* Start Record extracts *

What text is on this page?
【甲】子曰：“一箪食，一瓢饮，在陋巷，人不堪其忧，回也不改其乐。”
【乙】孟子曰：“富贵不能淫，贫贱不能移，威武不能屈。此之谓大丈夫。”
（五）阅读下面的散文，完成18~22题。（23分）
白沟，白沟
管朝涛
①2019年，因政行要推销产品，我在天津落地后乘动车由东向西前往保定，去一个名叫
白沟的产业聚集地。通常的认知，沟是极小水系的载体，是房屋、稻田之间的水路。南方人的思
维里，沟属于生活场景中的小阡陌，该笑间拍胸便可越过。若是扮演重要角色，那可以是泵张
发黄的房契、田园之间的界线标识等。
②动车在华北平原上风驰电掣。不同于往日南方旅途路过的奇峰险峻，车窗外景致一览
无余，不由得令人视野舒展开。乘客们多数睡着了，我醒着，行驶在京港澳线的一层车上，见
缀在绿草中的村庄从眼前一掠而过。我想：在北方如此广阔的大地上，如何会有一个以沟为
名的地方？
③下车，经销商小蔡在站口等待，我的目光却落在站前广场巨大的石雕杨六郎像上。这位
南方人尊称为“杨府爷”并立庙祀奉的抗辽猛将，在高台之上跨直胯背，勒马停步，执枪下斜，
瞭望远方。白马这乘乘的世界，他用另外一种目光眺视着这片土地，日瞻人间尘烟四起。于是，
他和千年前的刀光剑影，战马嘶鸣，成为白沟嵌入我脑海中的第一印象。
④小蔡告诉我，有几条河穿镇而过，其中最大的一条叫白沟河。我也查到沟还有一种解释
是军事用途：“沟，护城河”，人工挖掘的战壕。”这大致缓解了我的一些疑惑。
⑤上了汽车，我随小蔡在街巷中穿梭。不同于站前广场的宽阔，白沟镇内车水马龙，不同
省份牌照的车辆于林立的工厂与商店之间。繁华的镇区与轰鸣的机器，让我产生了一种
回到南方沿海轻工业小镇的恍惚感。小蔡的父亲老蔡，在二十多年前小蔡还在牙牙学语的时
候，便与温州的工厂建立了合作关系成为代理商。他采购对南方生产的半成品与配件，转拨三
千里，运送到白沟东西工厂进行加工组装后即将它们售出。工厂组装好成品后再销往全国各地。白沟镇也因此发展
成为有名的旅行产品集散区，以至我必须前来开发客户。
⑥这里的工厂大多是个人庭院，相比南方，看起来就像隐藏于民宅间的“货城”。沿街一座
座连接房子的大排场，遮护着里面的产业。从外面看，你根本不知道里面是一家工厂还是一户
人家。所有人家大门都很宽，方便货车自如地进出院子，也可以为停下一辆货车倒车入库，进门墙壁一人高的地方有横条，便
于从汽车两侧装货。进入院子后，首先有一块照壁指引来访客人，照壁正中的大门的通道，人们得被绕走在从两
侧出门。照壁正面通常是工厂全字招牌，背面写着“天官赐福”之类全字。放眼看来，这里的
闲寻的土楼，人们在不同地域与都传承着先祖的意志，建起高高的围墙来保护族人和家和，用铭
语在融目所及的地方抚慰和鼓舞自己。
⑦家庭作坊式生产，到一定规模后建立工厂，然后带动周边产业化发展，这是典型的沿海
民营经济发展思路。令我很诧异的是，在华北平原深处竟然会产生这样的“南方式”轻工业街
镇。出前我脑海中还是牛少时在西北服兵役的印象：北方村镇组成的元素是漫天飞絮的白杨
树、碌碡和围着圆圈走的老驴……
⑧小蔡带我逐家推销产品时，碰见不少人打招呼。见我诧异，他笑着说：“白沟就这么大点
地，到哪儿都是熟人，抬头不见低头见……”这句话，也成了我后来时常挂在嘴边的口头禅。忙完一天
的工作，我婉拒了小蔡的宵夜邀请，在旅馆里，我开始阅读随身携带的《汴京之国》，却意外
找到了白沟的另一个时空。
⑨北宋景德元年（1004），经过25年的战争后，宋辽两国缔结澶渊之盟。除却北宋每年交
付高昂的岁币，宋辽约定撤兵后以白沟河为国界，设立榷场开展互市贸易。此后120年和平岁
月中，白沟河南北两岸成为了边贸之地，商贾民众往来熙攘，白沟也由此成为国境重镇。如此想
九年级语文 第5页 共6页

* End Record extracts *
* Start Record extracts *

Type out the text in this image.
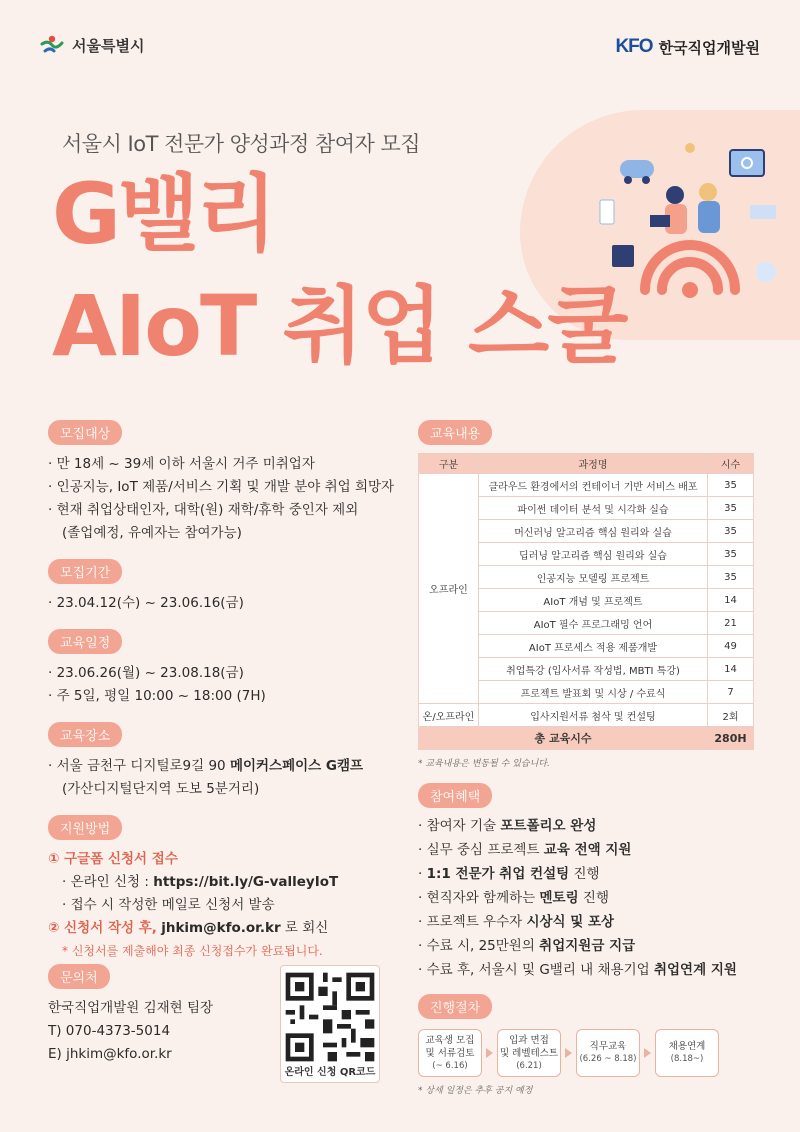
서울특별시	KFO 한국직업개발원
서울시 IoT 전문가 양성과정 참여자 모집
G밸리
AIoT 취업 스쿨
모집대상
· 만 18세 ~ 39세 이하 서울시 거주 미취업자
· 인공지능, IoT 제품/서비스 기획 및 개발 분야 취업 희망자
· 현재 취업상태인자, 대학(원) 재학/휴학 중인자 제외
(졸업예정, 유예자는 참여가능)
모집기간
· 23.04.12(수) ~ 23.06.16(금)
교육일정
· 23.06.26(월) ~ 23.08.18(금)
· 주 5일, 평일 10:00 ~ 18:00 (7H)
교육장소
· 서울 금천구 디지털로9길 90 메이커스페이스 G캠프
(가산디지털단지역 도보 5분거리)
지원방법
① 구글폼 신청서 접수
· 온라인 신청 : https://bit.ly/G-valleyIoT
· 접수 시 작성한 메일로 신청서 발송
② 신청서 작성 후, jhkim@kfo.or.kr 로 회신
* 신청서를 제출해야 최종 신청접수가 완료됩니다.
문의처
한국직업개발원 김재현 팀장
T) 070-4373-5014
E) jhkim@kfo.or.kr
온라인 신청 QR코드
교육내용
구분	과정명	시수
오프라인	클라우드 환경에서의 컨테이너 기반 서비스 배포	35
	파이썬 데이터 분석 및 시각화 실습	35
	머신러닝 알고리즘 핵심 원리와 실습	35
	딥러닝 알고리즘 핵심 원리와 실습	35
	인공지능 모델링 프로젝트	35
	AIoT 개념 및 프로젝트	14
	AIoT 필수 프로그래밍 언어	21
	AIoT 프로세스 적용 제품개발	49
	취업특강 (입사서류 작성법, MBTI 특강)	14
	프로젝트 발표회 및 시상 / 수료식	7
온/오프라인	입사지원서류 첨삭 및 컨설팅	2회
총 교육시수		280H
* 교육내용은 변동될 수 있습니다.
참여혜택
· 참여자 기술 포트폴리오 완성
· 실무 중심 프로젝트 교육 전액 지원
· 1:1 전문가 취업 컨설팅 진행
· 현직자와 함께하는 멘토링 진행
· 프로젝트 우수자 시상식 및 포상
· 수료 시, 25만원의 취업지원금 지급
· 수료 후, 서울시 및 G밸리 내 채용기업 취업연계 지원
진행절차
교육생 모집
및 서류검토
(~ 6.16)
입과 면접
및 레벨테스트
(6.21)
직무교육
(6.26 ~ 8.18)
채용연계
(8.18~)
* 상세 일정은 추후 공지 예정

* End Record extracts *

Where a line above holds the string "인공지능", show that line.

* **Reply to the task**
· 인공지능, IoT 제품/서비스 기획 및 개발 분야 취업 희망자
	인공지능 모델링 프로젝트	35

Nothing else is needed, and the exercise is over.